* _Task objective_
Pictures don't belong in the copy; print all the records exactly.
━━━ Input for this task
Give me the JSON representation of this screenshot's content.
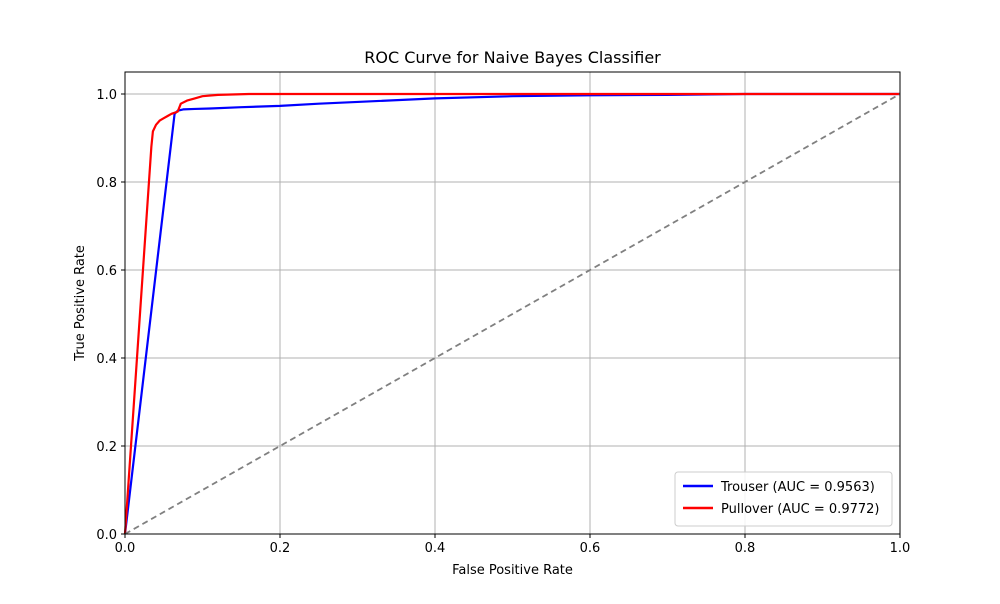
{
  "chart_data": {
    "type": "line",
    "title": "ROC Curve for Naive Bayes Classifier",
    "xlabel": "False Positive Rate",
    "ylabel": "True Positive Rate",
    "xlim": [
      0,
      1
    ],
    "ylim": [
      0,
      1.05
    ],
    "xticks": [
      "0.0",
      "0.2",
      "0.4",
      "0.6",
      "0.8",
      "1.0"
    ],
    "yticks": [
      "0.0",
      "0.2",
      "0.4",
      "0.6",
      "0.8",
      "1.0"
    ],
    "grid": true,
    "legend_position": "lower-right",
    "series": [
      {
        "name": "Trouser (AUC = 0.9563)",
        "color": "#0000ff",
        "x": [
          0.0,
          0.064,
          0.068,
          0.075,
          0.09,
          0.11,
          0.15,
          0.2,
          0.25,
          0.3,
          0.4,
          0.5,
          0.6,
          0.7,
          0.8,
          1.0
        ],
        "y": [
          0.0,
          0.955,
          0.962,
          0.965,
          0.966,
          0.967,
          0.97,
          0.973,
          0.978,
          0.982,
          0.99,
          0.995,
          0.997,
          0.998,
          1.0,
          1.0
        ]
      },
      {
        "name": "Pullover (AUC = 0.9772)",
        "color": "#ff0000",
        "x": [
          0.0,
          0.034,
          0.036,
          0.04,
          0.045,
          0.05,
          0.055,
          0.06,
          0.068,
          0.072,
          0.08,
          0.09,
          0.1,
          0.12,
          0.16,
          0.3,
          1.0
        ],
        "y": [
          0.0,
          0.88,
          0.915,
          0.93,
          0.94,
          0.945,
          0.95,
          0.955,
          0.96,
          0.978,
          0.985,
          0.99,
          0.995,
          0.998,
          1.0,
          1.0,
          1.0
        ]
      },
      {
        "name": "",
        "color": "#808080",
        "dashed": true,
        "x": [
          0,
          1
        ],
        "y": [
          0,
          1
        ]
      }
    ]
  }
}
━━━━━━
* _Worked solution_
Give me the JSON representation of this screenshot's content.
{
  "chart_data": {
    "type": "line",
    "title": "ROC Curve for Naive Bayes Classifier",
    "xlabel": "False Positive Rate",
    "ylabel": "True Positive Rate",
    "xlim": [
      0,
      1
    ],
    "ylim": [
      0,
      1.05
    ],
    "xticks": [
      "0.0",
      "0.2",
      "0.4",
      "0.6",
      "0.8",
      "1.0"
    ],
    "yticks": [
      "0.0",
      "0.2",
      "0.4",
      "0.6",
      "0.8",
      "1.0"
    ],
    "grid": true,
    "legend_position": "lower-right",
    "series": [
      {
        "name": "Trouser (AUC = 0.9563)",
        "color": "#0000ff",
        "x": [
          0.0,
          0.064,
          0.068,
          0.075,
          0.09,
          0.11,
          0.15,
          0.2,
          0.25,
          0.3,
          0.4,
          0.5,
          0.6,
          0.7,
          0.8,
          1.0
        ],
        "y": [
          0.0,
          0.955,
          0.962,
          0.965,
          0.966,
          0.967,
          0.97,
          0.973,
          0.978,
          0.982,
          0.99,
          0.995,
          0.997,
          0.998,
          1.0,
          1.0
        ]
      },
      {
        "name": "Pullover (AUC = 0.9772)",
        "color": "#ff0000",
        "x": [
          0.0,
          0.034,
          0.036,
          0.04,
          0.045,
          0.05,
          0.055,
          0.06,
          0.068,
          0.072,
          0.08,
          0.09,
          0.1,
          0.12,
          0.16,
          0.3,
          1.0
        ],
        "y": [
          0.0,
          0.88,
          0.915,
          0.93,
          0.94,
          0.945,
          0.95,
          0.955,
          0.96,
          0.978,
          0.985,
          0.99,
          0.995,
          0.998,
          1.0,
          1.0,
          1.0
        ]
      },
      {
        "name": "",
        "color": "#808080",
        "dashed": true,
        "x": [
          0,
          1
        ],
        "y": [
          0,
          1
        ]
      }
    ]
  }
}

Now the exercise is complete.